%%

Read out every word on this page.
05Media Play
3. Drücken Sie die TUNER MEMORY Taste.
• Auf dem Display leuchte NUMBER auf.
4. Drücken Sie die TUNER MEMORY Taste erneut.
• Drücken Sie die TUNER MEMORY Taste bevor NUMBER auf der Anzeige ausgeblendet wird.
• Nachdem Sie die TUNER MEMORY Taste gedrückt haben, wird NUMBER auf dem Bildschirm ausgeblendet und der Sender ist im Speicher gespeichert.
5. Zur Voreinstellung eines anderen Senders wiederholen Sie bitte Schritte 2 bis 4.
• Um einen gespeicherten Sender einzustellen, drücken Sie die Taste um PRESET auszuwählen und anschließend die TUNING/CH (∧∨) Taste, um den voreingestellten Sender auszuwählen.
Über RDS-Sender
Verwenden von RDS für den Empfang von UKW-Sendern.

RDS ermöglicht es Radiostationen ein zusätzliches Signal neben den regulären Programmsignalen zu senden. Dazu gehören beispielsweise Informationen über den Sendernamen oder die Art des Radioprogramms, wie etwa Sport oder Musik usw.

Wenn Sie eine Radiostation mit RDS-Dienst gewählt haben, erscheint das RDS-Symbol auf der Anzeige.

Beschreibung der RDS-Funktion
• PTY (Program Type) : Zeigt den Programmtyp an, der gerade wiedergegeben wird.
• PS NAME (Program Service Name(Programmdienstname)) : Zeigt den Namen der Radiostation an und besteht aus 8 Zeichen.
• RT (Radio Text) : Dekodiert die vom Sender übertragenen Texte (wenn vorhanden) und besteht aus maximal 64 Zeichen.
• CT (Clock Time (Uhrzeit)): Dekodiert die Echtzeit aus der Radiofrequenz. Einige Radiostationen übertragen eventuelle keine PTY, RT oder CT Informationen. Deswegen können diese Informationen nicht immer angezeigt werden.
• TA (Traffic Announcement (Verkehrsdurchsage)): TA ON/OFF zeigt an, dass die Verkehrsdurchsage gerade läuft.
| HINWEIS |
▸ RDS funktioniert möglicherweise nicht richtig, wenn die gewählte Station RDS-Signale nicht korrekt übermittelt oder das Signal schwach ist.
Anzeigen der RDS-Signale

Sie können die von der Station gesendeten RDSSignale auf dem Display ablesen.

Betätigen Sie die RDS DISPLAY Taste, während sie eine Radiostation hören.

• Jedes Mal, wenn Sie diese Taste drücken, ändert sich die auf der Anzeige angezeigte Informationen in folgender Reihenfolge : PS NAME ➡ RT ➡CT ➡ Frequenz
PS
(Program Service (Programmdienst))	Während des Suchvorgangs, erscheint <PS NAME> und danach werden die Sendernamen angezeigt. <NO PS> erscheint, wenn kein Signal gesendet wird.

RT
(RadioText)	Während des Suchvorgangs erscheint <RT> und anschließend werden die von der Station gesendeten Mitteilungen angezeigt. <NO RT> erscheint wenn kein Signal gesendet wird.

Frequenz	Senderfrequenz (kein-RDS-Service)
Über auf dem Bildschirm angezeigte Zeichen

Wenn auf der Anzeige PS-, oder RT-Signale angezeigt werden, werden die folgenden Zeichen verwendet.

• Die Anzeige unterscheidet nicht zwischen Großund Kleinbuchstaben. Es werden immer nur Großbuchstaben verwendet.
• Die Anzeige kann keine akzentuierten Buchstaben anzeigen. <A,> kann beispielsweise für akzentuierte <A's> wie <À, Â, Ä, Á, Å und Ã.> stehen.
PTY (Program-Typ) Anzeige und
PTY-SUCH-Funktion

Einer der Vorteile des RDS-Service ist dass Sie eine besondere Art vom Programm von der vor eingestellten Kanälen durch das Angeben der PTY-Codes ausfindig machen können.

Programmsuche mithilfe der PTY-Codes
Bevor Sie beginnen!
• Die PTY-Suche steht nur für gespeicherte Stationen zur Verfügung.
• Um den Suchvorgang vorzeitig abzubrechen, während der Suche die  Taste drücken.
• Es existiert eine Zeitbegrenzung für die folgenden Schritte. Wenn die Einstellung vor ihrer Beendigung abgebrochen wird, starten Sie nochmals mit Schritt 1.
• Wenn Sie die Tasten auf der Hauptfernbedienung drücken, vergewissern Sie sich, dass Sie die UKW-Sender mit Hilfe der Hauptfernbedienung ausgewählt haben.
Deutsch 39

%%

THE EXERCISE:
Retype every record above exactly as it appears.

WRITTEN RESPONSE:
Read out every word on this page.
05Media Play
3. Drücken Sie die TUNER MEMORY Taste.
• Auf dem Display leuchte NUMBER auf.
4. Drücken Sie die TUNER MEMORY Taste erneut.
• Drücken Sie die TUNER MEMORY Taste bevor NUMBER auf der Anzeige ausgeblendet wird.
• Nachdem Sie die TUNER MEMORY Taste gedrückt haben, wird NUMBER auf dem Bildschirm ausgeblendet und der Sender ist im Speicher gespeichert.
5. Zur Voreinstellung eines anderen Senders wiederholen Sie bitte Schritte 2 bis 4.
• Um einen gespeicherten Sender einzustellen, drücken Sie die Taste um PRESET auszuwählen und anschließend die TUNING/CH (∧∨) Taste, um den voreingestellten Sender auszuwählen.
Über RDS-Sender
Verwenden von RDS für den Empfang von UKW-Sendern.

RDS ermöglicht es Radiostationen ein zusätzliches Signal neben den regulären Programmsignalen zu senden. Dazu gehören beispielsweise Informationen über den Sendernamen oder die Art des Radioprogramms, wie etwa Sport oder Musik usw.

Wenn Sie eine Radiostation mit RDS-Dienst gewählt haben, erscheint das RDS-Symbol auf der Anzeige.

Beschreibung der RDS-Funktion
• PTY (Program Type) : Zeigt den Programmtyp an, der gerade wiedergegeben wird.
• PS NAME (Program Service Name(Programmdienstname)) : Zeigt den Namen der Radiostation an und besteht aus 8 Zeichen.
• RT (Radio Text) : Dekodiert die vom Sender übertragenen Texte (wenn vorhanden) und besteht aus maximal 64 Zeichen.
• CT (Clock Time (Uhrzeit)): Dekodiert die Echtzeit aus der Radiofrequenz. Einige Radiostationen übertragen eventuelle keine PTY, RT oder CT Informationen. Deswegen können diese Informationen nicht immer angezeigt werden.
• TA (Traffic Announcement (Verkehrsdurchsage)): TA ON/OFF zeigt an, dass die Verkehrsdurchsage gerade läuft.
| HINWEIS |
▸ RDS funktioniert möglicherweise nicht richtig, wenn die gewählte Station RDS-Signale nicht korrekt übermittelt oder das Signal schwach ist.
Anzeigen der RDS-Signale

Sie können die von der Station gesendeten RDSSignale auf dem Display ablesen.

Betätigen Sie die RDS DISPLAY Taste, während sie eine Radiostation hören.

• Jedes Mal, wenn Sie diese Taste drücken, ändert sich die auf der Anzeige angezeigte Informationen in folgender Reihenfolge : PS NAME ➡ RT ➡CT ➡ Frequenz
PS
(Program Service (Programmdienst))	Während des Suchvorgangs, erscheint <PS NAME> und danach werden die Sendernamen angezeigt. <NO PS> erscheint, wenn kein Signal gesendet wird.

RT
(RadioText)	Während des Suchvorgangs erscheint <RT> und anschließend werden die von der Station gesendeten Mitteilungen angezeigt. <NO RT> erscheint wenn kein Signal gesendet wird.

Frequenz	Senderfrequenz (kein-RDS-Service)
Über auf dem Bildschirm angezeigte Zeichen

Wenn auf der Anzeige PS-, oder RT-Signale angezeigt werden, werden die folgenden Zeichen verwendet.

• Die Anzeige unterscheidet nicht zwischen Großund Kleinbuchstaben. Es werden immer nur Großbuchstaben verwendet.
• Die Anzeige kann keine akzentuierten Buchstaben anzeigen. <A,> kann beispielsweise für akzentuierte <A's> wie <À, Â, Ä, Á, Å und Ã.> stehen.
PTY (Program-Typ) Anzeige und
PTY-SUCH-Funktion

Einer der Vorteile des RDS-Service ist dass Sie eine besondere Art vom Programm von der vor eingestellten Kanälen durch das Angeben der PTY-Codes ausfindig machen können.

Programmsuche mithilfe der PTY-Codes
Bevor Sie beginnen!
• Die PTY-Suche steht nur für gespeicherte Stationen zur Verfügung.
• Um den Suchvorgang vorzeitig abzubrechen, während der Suche die  Taste drücken.
• Es existiert eine Zeitbegrenzung für die folgenden Schritte. Wenn die Einstellung vor ihrer Beendigung abgebrochen wird, starten Sie nochmals mit Schritt 1.
• Wenn Sie die Tasten auf der Hauptfernbedienung drücken, vergewissern Sie sich, dass Sie die UKW-Sender mit Hilfe der Hauptfernbedienung ausgewählt haben.
Deutsch 39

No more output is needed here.